DIRECTIONS: Your task is to copy every record exactly.

RECORD SET:
▼▼▼
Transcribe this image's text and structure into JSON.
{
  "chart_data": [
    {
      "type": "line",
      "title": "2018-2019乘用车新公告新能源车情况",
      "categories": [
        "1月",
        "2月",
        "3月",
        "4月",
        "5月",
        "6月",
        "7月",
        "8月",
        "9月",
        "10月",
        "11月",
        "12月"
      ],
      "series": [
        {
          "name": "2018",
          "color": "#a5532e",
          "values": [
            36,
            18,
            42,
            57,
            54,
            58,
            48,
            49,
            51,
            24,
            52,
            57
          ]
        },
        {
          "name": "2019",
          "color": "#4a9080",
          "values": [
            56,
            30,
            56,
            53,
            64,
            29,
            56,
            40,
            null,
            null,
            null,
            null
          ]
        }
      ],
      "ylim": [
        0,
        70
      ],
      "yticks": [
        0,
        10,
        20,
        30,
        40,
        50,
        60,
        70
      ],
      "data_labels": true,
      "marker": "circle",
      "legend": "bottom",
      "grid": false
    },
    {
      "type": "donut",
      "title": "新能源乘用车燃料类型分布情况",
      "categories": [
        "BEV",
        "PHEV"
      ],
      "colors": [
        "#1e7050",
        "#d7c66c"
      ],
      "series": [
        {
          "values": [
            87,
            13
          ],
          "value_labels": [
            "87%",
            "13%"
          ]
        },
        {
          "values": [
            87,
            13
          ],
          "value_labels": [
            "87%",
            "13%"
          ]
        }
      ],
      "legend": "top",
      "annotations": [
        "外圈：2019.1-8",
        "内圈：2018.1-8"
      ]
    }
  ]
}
▲▲▲
EXERCISE ANSWER:
Transcribe this image's text and structure into JSON.
{
  "chart_data": [
    {
      "type": "line",
      "title": "2018-2019乘用车新公告新能源车情况",
      "categories": [
        "1月",
        "2月",
        "3月",
        "4月",
        "5月",
        "6月",
        "7月",
        "8月",
        "9月",
        "10月",
        "11月",
        "12月"
      ],
      "series": [
        {
          "name": "2018",
          "color": "#a5532e",
          "values": [
            36,
            18,
            42,
            57,
            54,
            58,
            48,
            49,
            51,
            24,
            52,
            57
          ]
        },
        {
          "name": "2019",
          "color": "#4a9080",
          "values": [
            56,
            30,
            56,
            53,
            64,
            29,
            56,
            40,
            null,
            null,
            null,
            null
          ]
        }
      ],
      "ylim": [
        0,
        70
      ],
      "yticks": [
        0,
        10,
        20,
        30,
        40,
        50,
        60,
        70
      ],
      "data_labels": true,
      "marker": "circle",
      "legend": "bottom",
      "grid": false
    },
    {
      "type": "donut",
      "title": "新能源乘用车燃料类型分布情况",
      "categories": [
        "BEV",
        "PHEV"
      ],
      "colors": [
        "#1e7050",
        "#d7c66c"
      ],
      "series": [
        {
          "values": [
            87,
            13
          ],
          "value_labels": [
            "87%",
            "13%"
          ]
        },
        {
          "values": [
            87,
            13
          ],
          "value_labels": [
            "87%",
            "13%"
          ]
        }
      ],
      "legend": "top",
      "annotations": [
        "外圈：2019.1-8",
        "内圈：2018.1-8"
      ]
    }
  ]
}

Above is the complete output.